Exercise goal — Output every line below exactly.

Data section —
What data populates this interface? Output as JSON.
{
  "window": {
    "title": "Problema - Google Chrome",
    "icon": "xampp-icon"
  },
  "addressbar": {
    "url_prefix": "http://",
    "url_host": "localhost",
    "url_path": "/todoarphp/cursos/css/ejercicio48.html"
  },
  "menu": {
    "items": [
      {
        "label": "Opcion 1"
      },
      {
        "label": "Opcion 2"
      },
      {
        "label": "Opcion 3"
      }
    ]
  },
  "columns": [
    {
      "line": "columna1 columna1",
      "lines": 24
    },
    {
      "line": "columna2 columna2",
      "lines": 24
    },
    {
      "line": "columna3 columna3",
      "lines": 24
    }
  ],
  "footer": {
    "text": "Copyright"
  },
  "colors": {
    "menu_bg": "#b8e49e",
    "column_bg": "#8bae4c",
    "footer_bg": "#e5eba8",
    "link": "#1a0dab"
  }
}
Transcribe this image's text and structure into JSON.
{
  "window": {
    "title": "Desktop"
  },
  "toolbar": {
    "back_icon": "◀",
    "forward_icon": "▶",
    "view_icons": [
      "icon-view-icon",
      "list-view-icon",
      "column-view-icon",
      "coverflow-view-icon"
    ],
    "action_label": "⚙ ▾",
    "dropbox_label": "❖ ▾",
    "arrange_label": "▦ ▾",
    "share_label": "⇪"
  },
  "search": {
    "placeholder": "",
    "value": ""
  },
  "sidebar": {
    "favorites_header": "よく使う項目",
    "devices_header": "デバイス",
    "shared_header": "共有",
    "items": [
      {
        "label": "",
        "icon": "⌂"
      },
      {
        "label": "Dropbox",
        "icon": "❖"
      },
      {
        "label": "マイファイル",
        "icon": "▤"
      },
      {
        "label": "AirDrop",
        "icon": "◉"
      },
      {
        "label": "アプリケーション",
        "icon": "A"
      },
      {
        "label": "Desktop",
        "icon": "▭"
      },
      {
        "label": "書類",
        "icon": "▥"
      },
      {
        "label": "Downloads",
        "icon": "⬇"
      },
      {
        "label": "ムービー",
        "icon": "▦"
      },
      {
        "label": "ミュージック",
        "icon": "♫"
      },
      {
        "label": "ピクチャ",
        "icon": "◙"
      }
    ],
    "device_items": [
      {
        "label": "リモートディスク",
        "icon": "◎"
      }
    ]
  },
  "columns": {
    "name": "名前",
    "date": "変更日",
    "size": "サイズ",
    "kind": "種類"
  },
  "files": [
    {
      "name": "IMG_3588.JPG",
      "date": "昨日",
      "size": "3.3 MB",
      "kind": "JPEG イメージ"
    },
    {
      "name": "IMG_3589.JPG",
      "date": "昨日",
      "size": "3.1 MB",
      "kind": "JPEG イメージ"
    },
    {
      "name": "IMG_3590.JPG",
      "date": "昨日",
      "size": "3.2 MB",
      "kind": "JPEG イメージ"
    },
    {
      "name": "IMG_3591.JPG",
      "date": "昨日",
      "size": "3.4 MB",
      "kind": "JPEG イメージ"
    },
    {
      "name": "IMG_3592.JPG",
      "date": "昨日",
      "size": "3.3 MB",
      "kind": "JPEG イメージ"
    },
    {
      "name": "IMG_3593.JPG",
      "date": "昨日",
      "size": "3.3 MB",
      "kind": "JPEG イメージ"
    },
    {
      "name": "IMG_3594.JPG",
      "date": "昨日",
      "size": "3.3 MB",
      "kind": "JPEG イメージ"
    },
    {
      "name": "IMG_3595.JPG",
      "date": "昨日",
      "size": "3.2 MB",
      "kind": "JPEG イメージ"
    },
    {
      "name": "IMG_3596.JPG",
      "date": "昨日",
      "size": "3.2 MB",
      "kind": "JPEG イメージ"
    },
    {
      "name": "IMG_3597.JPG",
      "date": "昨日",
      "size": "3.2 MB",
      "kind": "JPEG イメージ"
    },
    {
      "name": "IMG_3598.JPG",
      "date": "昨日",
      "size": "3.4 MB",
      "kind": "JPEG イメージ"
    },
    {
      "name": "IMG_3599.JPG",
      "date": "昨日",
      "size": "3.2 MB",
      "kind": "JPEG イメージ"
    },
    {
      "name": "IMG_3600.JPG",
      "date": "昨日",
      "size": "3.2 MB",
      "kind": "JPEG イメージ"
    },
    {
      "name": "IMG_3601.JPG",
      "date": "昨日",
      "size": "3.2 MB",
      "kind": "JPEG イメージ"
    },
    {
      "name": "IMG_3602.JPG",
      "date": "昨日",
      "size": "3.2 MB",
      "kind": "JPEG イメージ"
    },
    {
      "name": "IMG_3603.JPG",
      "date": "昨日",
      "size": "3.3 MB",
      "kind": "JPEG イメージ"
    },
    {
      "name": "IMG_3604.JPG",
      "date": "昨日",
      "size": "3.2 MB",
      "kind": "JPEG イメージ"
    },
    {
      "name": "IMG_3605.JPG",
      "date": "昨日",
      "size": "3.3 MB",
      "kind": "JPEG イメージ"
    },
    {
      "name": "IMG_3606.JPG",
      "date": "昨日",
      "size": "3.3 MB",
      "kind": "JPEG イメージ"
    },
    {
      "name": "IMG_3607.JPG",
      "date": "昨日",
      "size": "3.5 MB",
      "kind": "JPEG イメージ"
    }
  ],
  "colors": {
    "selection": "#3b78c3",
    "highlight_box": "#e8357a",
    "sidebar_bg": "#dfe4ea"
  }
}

Response for this exercise —
What data populates this interface? Output as JSON.
{
  "window": {
    "title": "Problema - Google Chrome",
    "icon": "xampp-icon"
  },
  "addressbar": {
    "url_prefix": "http://",
    "url_host": "localhost",
    "url_path": "/todoarphp/cursos/css/ejercicio48.html"
  },
  "menu": {
    "items": [
      {
        "label": "Opcion 1"
      },
      {
        "label": "Opcion 2"
      },
      {
        "label": "Opcion 3"
      }
    ]
  },
  "columns": [
    {
      "line": "columna1 columna1",
      "lines": 24
    },
    {
      "line": "columna2 columna2",
      "lines": 24
    },
    {
      "line": "columna3 columna3",
      "lines": 24
    }
  ],
  "footer": {
    "text": "Copyright"
  },
  "colors": {
    "menu_bg": "#b8e49e",
    "column_bg": "#8bae4c",
    "footer_bg": "#e5eba8",
    "link": "#1a0dab"
  }
}
Transcribe this image's text and structure into JSON.
{
  "window": {
    "title": "Desktop"
  },
  "toolbar": {
    "back_icon": "◀",
    "forward_icon": "▶",
    "view_icons": [
      "icon-view-icon",
      "list-view-icon",
      "column-view-icon",
      "coverflow-view-icon"
    ],
    "action_label": "⚙ ▾",
    "dropbox_label": "❖ ▾",
    "arrange_label": "▦ ▾",
    "share_label": "⇪"
  },
  "search": {
    "placeholder": "",
    "value": ""
  },
  "sidebar": {
    "favorites_header": "よく使う項目",
    "devices_header": "デバイス",
    "shared_header": "共有",
    "items": [
      {
        "label": "",
        "icon": "⌂"
      },
      {
        "label": "Dropbox",
        "icon": "❖"
      },
      {
        "label": "マイファイル",
        "icon": "▤"
      },
      {
        "label": "AirDrop",
        "icon": "◉"
      },
      {
        "label": "アプリケーション",
        "icon": "A"
      },
      {
        "label": "Desktop",
        "icon": "▭"
      },
      {
        "label": "書類",
        "icon": "▥"
      },
      {
        "label": "Downloads",
        "icon": "⬇"
      },
      {
        "label": "ムービー",
        "icon": "▦"
      },
      {
        "label": "ミュージック",
        "icon": "♫"
      },
      {
        "label": "ピクチャ",
        "icon": "◙"
      }
    ],
    "device_items": [
      {
        "label": "リモートディスク",
        "icon": "◎"
      }
    ]
  },
  "columns": {
    "name": "名前",
    "date": "変更日",
    "size": "サイズ",
    "kind": "種類"
  },
  "files": [
    {
      "name": "IMG_3588.JPG",
      "date": "昨日",
      "size": "3.3 MB",
      "kind": "JPEG イメージ"
    },
    {
      "name": "IMG_3589.JPG",
      "date": "昨日",
      "size": "3.1 MB",
      "kind": "JPEG イメージ"
    },
    {
      "name": "IMG_3590.JPG",
      "date": "昨日",
      "size": "3.2 MB",
      "kind": "JPEG イメージ"
    },
    {
      "name": "IMG_3591.JPG",
      "date": "昨日",
      "size": "3.4 MB",
      "kind": "JPEG イメージ"
    },
    {
      "name": "IMG_3592.JPG",
      "date": "昨日",
      "size": "3.3 MB",
      "kind": "JPEG イメージ"
    },
    {
      "name": "IMG_3593.JPG",
      "date": "昨日",
      "size": "3.3 MB",
      "kind": "JPEG イメージ"
    },
    {
      "name": "IMG_3594.JPG",
      "date": "昨日",
      "size": "3.3 MB",
      "kind": "JPEG イメージ"
    },
    {
      "name": "IMG_3595.JPG",
      "date": "昨日",
      "size": "3.2 MB",
      "kind": "JPEG イメージ"
    },
    {
      "name": "IMG_3596.JPG",
      "date": "昨日",
      "size": "3.2 MB",
      "kind": "JPEG イメージ"
    },
    {
      "name": "IMG_3597.JPG",
      "date": "昨日",
      "size": "3.2 MB",
      "kind": "JPEG イメージ"
    },
    {
      "name": "IMG_3598.JPG",
      "date": "昨日",
      "size": "3.4 MB",
      "kind": "JPEG イメージ"
    },
    {
      "name": "IMG_3599.JPG",
      "date": "昨日",
      "size": "3.2 MB",
      "kind": "JPEG イメージ"
    },
    {
      "name": "IMG_3600.JPG",
      "date": "昨日",
      "size": "3.2 MB",
      "kind": "JPEG イメージ"
    },
    {
      "name": "IMG_3601.JPG",
      "date": "昨日",
      "size": "3.2 MB",
      "kind": "JPEG イメージ"
    },
    {
      "name": "IMG_3602.JPG",
      "date": "昨日",
      "size": "3.2 MB",
      "kind": "JPEG イメージ"
    },
    {
      "name": "IMG_3603.JPG",
      "date": "昨日",
      "size": "3.3 MB",
      "kind": "JPEG イメージ"
    },
    {
      "name": "IMG_3604.JPG",
      "date": "昨日",
      "size": "3.2 MB",
      "kind": "JPEG イメージ"
    },
    {
      "name": "IMG_3605.JPG",
      "date": "昨日",
      "size": "3.3 MB",
      "kind": "JPEG イメージ"
    },
    {
      "name": "IMG_3606.JPG",
      "date": "昨日",
      "size": "3.3 MB",
      "kind": "JPEG イメージ"
    },
    {
      "name": "IMG_3607.JPG",
      "date": "昨日",
      "size": "3.5 MB",
      "kind": "JPEG イメージ"
    }
  ],
  "colors": {
    "selection": "#3b78c3",
    "highlight_box": "#e8357a",
    "sidebar_bg": "#dfe4ea"
  }
}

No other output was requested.